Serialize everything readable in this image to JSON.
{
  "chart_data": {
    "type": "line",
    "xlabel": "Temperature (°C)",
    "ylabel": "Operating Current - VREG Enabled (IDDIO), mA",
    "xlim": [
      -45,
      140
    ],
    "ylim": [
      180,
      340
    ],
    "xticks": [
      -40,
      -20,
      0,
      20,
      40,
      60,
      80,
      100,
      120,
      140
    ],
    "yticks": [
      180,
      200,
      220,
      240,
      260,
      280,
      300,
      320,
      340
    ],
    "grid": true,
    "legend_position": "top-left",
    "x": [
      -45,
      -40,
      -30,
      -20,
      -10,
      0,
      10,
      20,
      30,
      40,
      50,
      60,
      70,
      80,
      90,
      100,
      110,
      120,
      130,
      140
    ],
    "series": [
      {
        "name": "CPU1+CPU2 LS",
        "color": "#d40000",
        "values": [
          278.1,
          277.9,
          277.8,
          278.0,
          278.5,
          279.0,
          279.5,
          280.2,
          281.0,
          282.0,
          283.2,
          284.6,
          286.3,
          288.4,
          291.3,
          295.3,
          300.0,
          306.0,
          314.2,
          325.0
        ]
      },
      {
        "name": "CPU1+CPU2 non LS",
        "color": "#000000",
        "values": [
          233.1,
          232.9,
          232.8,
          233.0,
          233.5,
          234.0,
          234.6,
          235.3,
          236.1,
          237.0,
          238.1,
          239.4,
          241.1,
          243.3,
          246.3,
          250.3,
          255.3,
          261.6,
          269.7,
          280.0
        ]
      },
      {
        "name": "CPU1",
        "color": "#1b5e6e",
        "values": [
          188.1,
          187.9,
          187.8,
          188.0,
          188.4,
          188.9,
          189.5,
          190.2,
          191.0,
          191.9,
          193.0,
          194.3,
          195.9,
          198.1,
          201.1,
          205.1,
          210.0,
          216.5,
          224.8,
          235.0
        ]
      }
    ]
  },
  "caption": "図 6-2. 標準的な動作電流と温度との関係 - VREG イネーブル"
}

Task objective:
Search the data above for the word "name", then gather each line in which it appears.

Finished task:
        "name": "CPU1+CPU2 LS",
        "name": "CPU1+CPU2 non LS",
        "name": "CPU1",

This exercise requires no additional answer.